Every entry gets copied exactly. No images go into the copy.

━━━

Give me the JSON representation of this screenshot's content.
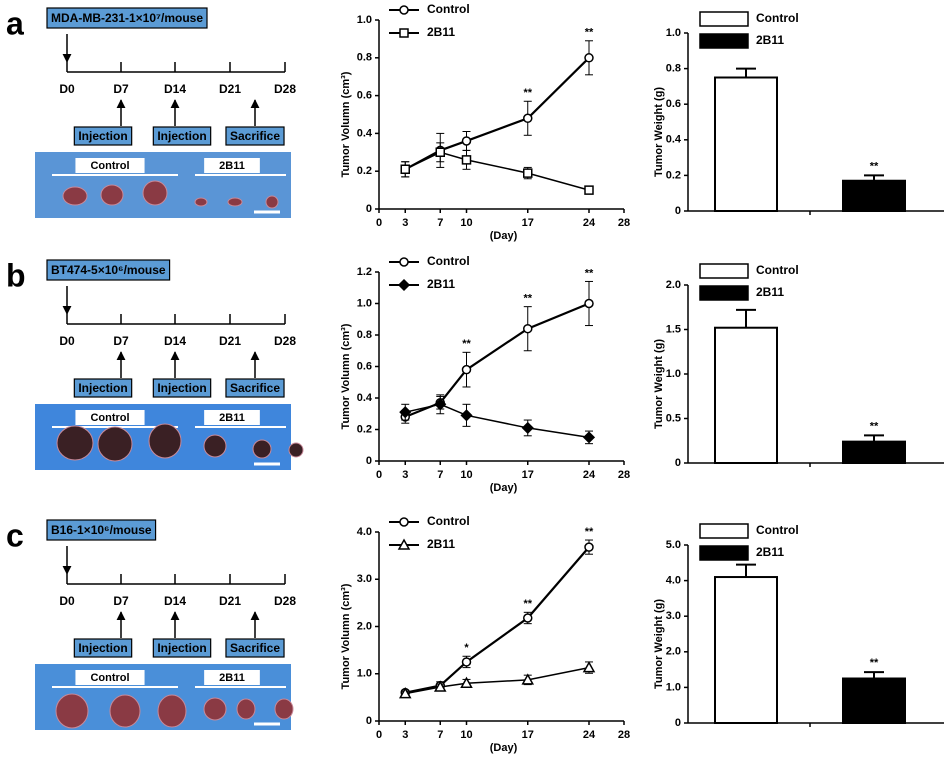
{
  "panels": [
    {
      "label": "a",
      "cell_line": "MDA-MB-231-1×10⁷/mouse",
      "timeline": [
        "D0",
        "D7",
        "D14",
        "D21",
        "D28"
      ],
      "events": [
        "Injection",
        "Injection",
        "Sacrifice"
      ],
      "photo_labels": [
        "Control",
        "2B11"
      ]
    },
    {
      "label": "b",
      "cell_line": "BT474-5×10⁶/mouse",
      "timeline": [
        "D0",
        "D7",
        "D14",
        "D21",
        "D28"
      ],
      "events": [
        "Injection",
        "Injection",
        "Sacrifice"
      ],
      "photo_labels": [
        "Control",
        "2B11"
      ]
    },
    {
      "label": "c",
      "cell_line": "B16-1×10⁶/mouse",
      "timeline": [
        "D0",
        "D7",
        "D14",
        "D21",
        "D28"
      ],
      "events": [
        "Injection",
        "Injection",
        "Sacrifice"
      ],
      "photo_labels": [
        "Control",
        "2B11"
      ]
    }
  ],
  "chart_data": [
    {
      "type": "line",
      "xlabel": "(Day)",
      "ylabel": "Tumor Volumn (cm³)",
      "x": [
        3,
        7,
        10,
        17,
        24
      ],
      "xlim": [
        0,
        28
      ],
      "xticks": [
        0,
        3,
        7,
        10,
        17,
        24,
        28
      ],
      "ylim": [
        0,
        1
      ],
      "yticks": [
        0,
        0.2,
        0.4,
        0.6,
        0.8,
        {
          "value": 1,
          "label": "1.0"
        }
      ],
      "legend": "upper left",
      "series": [
        {
          "name": "Control",
          "color": "#000000",
          "marker": "circle",
          "marker_fill": "#ffffff",
          "values": [
            0.21,
            0.31,
            0.36,
            0.48,
            0.8
          ],
          "errors": [
            0.04,
            0.09,
            0.05,
            0.09,
            0.09
          ]
        },
        {
          "name": "2B11",
          "color": "#000000",
          "marker": "square",
          "marker_fill": "#ffffff",
          "values": [
            0.21,
            0.3,
            0.26,
            0.19,
            0.1
          ],
          "errors": [
            0.04,
            0.05,
            0.05,
            0.03,
            0.015
          ]
        }
      ],
      "annotations": [
        {
          "x": 17,
          "text": "**"
        },
        {
          "x": 24,
          "text": "**"
        }
      ]
    },
    {
      "type": "bar",
      "ylabel": "Tumor Weight (g)",
      "ylim": [
        0,
        1
      ],
      "yticks": [
        0,
        0.2,
        0.4,
        0.6,
        0.8,
        {
          "value": 1,
          "label": "1.0"
        }
      ],
      "legend": "upper right",
      "series": [
        {
          "name": "Control",
          "color": "#ffffff",
          "values": [
            0.75
          ],
          "errors": [
            0.05
          ]
        },
        {
          "name": "2B11",
          "color": "#000000",
          "values": [
            0.17
          ],
          "errors": [
            0.03
          ],
          "annotation": "**"
        }
      ]
    },
    {
      "type": "line",
      "xlabel": "(Day)",
      "ylabel": "Tumor Volumn (cm³)",
      "x": [
        3,
        7,
        10,
        17,
        24
      ],
      "xlim": [
        0,
        28
      ],
      "xticks": [
        0,
        3,
        7,
        10,
        17,
        24,
        28
      ],
      "ylim": [
        0,
        1.2
      ],
      "yticks": [
        0,
        0.2,
        0.4,
        0.6,
        0.8,
        {
          "value": 1,
          "label": "1.0"
        },
        1.2
      ],
      "legend": "upper left",
      "series": [
        {
          "name": "Control",
          "color": "#000000",
          "marker": "circle",
          "marker_fill": "#ffffff",
          "values": [
            0.28,
            0.37,
            0.58,
            0.84,
            1.0
          ],
          "errors": [
            0.04,
            0.04,
            0.11,
            0.14,
            0.14
          ]
        },
        {
          "name": "2B11",
          "color": "#000000",
          "marker": "diamond",
          "marker_fill": "#000000",
          "values": [
            0.31,
            0.36,
            0.29,
            0.21,
            0.15
          ],
          "errors": [
            0.05,
            0.06,
            0.07,
            0.05,
            0.04
          ]
        }
      ],
      "annotations": [
        {
          "x": 10,
          "text": "**"
        },
        {
          "x": 17,
          "text": "**"
        },
        {
          "x": 24,
          "text": "**"
        }
      ]
    },
    {
      "type": "bar",
      "ylabel": "Tumor Weight (g)",
      "ylim": [
        0,
        2
      ],
      "yticks": [
        0,
        0.5,
        {
          "value": 1,
          "label": "1.0"
        },
        1.5,
        {
          "value": 2,
          "label": "2.0"
        }
      ],
      "legend": "upper right",
      "series": [
        {
          "name": "Control",
          "color": "#ffffff",
          "values": [
            1.52
          ],
          "errors": [
            0.2
          ]
        },
        {
          "name": "2B11",
          "color": "#000000",
          "values": [
            0.24
          ],
          "errors": [
            0.07
          ],
          "annotation": "**"
        }
      ]
    },
    {
      "type": "line",
      "xlabel": "(Day)",
      "ylabel": "Tumor Volumn (cm³)",
      "x": [
        3,
        7,
        10,
        17,
        24
      ],
      "xlim": [
        0,
        28
      ],
      "xticks": [
        0,
        3,
        7,
        10,
        17,
        24,
        28
      ],
      "ylim": [
        0,
        4
      ],
      "yticks": [
        0,
        {
          "value": 1,
          "label": "1.0"
        },
        {
          "value": 2,
          "label": "2.0"
        },
        {
          "value": 3,
          "label": "3.0"
        },
        {
          "value": 4,
          "label": "4.0"
        }
      ],
      "legend": "upper left",
      "series": [
        {
          "name": "Control",
          "color": "#000000",
          "marker": "circle",
          "marker_fill": "#ffffff",
          "values": [
            0.6,
            0.75,
            1.25,
            2.18,
            3.68
          ],
          "errors": [
            0.05,
            0.08,
            0.12,
            0.12,
            0.15
          ]
        },
        {
          "name": "2B11",
          "color": "#000000",
          "marker": "triangle",
          "marker_fill": "#ffffff",
          "values": [
            0.58,
            0.72,
            0.8,
            0.87,
            1.13
          ],
          "errors": [
            0.05,
            0.06,
            0.08,
            0.1,
            0.12
          ]
        }
      ],
      "annotations": [
        {
          "x": 10,
          "text": "*"
        },
        {
          "x": 17,
          "text": "**"
        },
        {
          "x": 24,
          "text": "**"
        }
      ]
    },
    {
      "type": "bar",
      "ylabel": "Tumor Weight (g)",
      "ylim": [
        0,
        5
      ],
      "yticks": [
        0,
        {
          "value": 1,
          "label": "1.0"
        },
        {
          "value": 2,
          "label": "2.0"
        },
        {
          "value": 3,
          "label": "3.0"
        },
        {
          "value": 4,
          "label": "4.0"
        },
        {
          "value": 5,
          "label": "5.0"
        }
      ],
      "legend": "upper right",
      "series": [
        {
          "name": "Control",
          "color": "#ffffff",
          "values": [
            4.1
          ],
          "errors": [
            0.35
          ]
        },
        {
          "name": "2B11",
          "color": "#000000",
          "values": [
            1.25
          ],
          "errors": [
            0.18
          ],
          "annotation": "**"
        }
      ]
    }
  ]
}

━━━

RESPONSE AREA ▸
Give me the JSON representation of this screenshot's content.
{
  "panels": [
    {
      "label": "a",
      "cell_line": "MDA-MB-231-1×10⁷/mouse",
      "timeline": [
        "D0",
        "D7",
        "D14",
        "D21",
        "D28"
      ],
      "events": [
        "Injection",
        "Injection",
        "Sacrifice"
      ],
      "photo_labels": [
        "Control",
        "2B11"
      ]
    },
    {
      "label": "b",
      "cell_line": "BT474-5×10⁶/mouse",
      "timeline": [
        "D0",
        "D7",
        "D14",
        "D21",
        "D28"
      ],
      "events": [
        "Injection",
        "Injection",
        "Sacrifice"
      ],
      "photo_labels": [
        "Control",
        "2B11"
      ]
    },
    {
      "label": "c",
      "cell_line": "B16-1×10⁶/mouse",
      "timeline": [
        "D0",
        "D7",
        "D14",
        "D21",
        "D28"
      ],
      "events": [
        "Injection",
        "Injection",
        "Sacrifice"
      ],
      "photo_labels": [
        "Control",
        "2B11"
      ]
    }
  ],
  "chart_data": [
    {
      "type": "line",
      "xlabel": "(Day)",
      "ylabel": "Tumor Volumn (cm³)",
      "x": [
        3,
        7,
        10,
        17,
        24
      ],
      "xlim": [
        0,
        28
      ],
      "xticks": [
        0,
        3,
        7,
        10,
        17,
        24,
        28
      ],
      "ylim": [
        0,
        1
      ],
      "yticks": [
        0,
        0.2,
        0.4,
        0.6,
        0.8,
        {
          "value": 1,
          "label": "1.0"
        }
      ],
      "legend": "upper left",
      "series": [
        {
          "name": "Control",
          "color": "#000000",
          "marker": "circle",
          "marker_fill": "#ffffff",
          "values": [
            0.21,
            0.31,
            0.36,
            0.48,
            0.8
          ],
          "errors": [
            0.04,
            0.09,
            0.05,
            0.09,
            0.09
          ]
        },
        {
          "name": "2B11",
          "color": "#000000",
          "marker": "square",
          "marker_fill": "#ffffff",
          "values": [
            0.21,
            0.3,
            0.26,
            0.19,
            0.1
          ],
          "errors": [
            0.04,
            0.05,
            0.05,
            0.03,
            0.015
          ]
        }
      ],
      "annotations": [
        {
          "x": 17,
          "text": "**"
        },
        {
          "x": 24,
          "text": "**"
        }
      ]
    },
    {
      "type": "bar",
      "ylabel": "Tumor Weight (g)",
      "ylim": [
        0,
        1
      ],
      "yticks": [
        0,
        0.2,
        0.4,
        0.6,
        0.8,
        {
          "value": 1,
          "label": "1.0"
        }
      ],
      "legend": "upper right",
      "series": [
        {
          "name": "Control",
          "color": "#ffffff",
          "values": [
            0.75
          ],
          "errors": [
            0.05
          ]
        },
        {
          "name": "2B11",
          "color": "#000000",
          "values": [
            0.17
          ],
          "errors": [
            0.03
          ],
          "annotation": "**"
        }
      ]
    },
    {
      "type": "line",
      "xlabel": "(Day)",
      "ylabel": "Tumor Volumn (cm³)",
      "x": [
        3,
        7,
        10,
        17,
        24
      ],
      "xlim": [
        0,
        28
      ],
      "xticks": [
        0,
        3,
        7,
        10,
        17,
        24,
        28
      ],
      "ylim": [
        0,
        1.2
      ],
      "yticks": [
        0,
        0.2,
        0.4,
        0.6,
        0.8,
        {
          "value": 1,
          "label": "1.0"
        },
        1.2
      ],
      "legend": "upper left",
      "series": [
        {
          "name": "Control",
          "color": "#000000",
          "marker": "circle",
          "marker_fill": "#ffffff",
          "values": [
            0.28,
            0.37,
            0.58,
            0.84,
            1.0
          ],
          "errors": [
            0.04,
            0.04,
            0.11,
            0.14,
            0.14
          ]
        },
        {
          "name": "2B11",
          "color": "#000000",
          "marker": "diamond",
          "marker_fill": "#000000",
          "values": [
            0.31,
            0.36,
            0.29,
            0.21,
            0.15
          ],
          "errors": [
            0.05,
            0.06,
            0.07,
            0.05,
            0.04
          ]
        }
      ],
      "annotations": [
        {
          "x": 10,
          "text": "**"
        },
        {
          "x": 17,
          "text": "**"
        },
        {
          "x": 24,
          "text": "**"
        }
      ]
    },
    {
      "type": "bar",
      "ylabel": "Tumor Weight (g)",
      "ylim": [
        0,
        2
      ],
      "yticks": [
        0,
        0.5,
        {
          "value": 1,
          "label": "1.0"
        },
        1.5,
        {
          "value": 2,
          "label": "2.0"
        }
      ],
      "legend": "upper right",
      "series": [
        {
          "name": "Control",
          "color": "#ffffff",
          "values": [
            1.52
          ],
          "errors": [
            0.2
          ]
        },
        {
          "name": "2B11",
          "color": "#000000",
          "values": [
            0.24
          ],
          "errors": [
            0.07
          ],
          "annotation": "**"
        }
      ]
    },
    {
      "type": "line",
      "xlabel": "(Day)",
      "ylabel": "Tumor Volumn (cm³)",
      "x": [
        3,
        7,
        10,
        17,
        24
      ],
      "xlim": [
        0,
        28
      ],
      "xticks": [
        0,
        3,
        7,
        10,
        17,
        24,
        28
      ],
      "ylim": [
        0,
        4
      ],
      "yticks": [
        0,
        {
          "value": 1,
          "label": "1.0"
        },
        {
          "value": 2,
          "label": "2.0"
        },
        {
          "value": 3,
          "label": "3.0"
        },
        {
          "value": 4,
          "label": "4.0"
        }
      ],
      "legend": "upper left",
      "series": [
        {
          "name": "Control",
          "color": "#000000",
          "marker": "circle",
          "marker_fill": "#ffffff",
          "values": [
            0.6,
            0.75,
            1.25,
            2.18,
            3.68
          ],
          "errors": [
            0.05,
            0.08,
            0.12,
            0.12,
            0.15
          ]
        },
        {
          "name": "2B11",
          "color": "#000000",
          "marker": "triangle",
          "marker_fill": "#ffffff",
          "values": [
            0.58,
            0.72,
            0.8,
            0.87,
            1.13
          ],
          "errors": [
            0.05,
            0.06,
            0.08,
            0.1,
            0.12
          ]
        }
      ],
      "annotations": [
        {
          "x": 10,
          "text": "*"
        },
        {
          "x": 17,
          "text": "**"
        },
        {
          "x": 24,
          "text": "**"
        }
      ]
    },
    {
      "type": "bar",
      "ylabel": "Tumor Weight (g)",
      "ylim": [
        0,
        5
      ],
      "yticks": [
        0,
        {
          "value": 1,
          "label": "1.0"
        },
        {
          "value": 2,
          "label": "2.0"
        },
        {
          "value": 3,
          "label": "3.0"
        },
        {
          "value": 4,
          "label": "4.0"
        },
        {
          "value": 5,
          "label": "5.0"
        }
      ],
      "legend": "upper right",
      "series": [
        {
          "name": "Control",
          "color": "#ffffff",
          "values": [
            4.1
          ],
          "errors": [
            0.35
          ]
        },
        {
          "name": "2B11",
          "color": "#000000",
          "values": [
            1.25
          ],
          "errors": [
            0.18
          ],
          "annotation": "**"
        }
      ]
    }
  ]
}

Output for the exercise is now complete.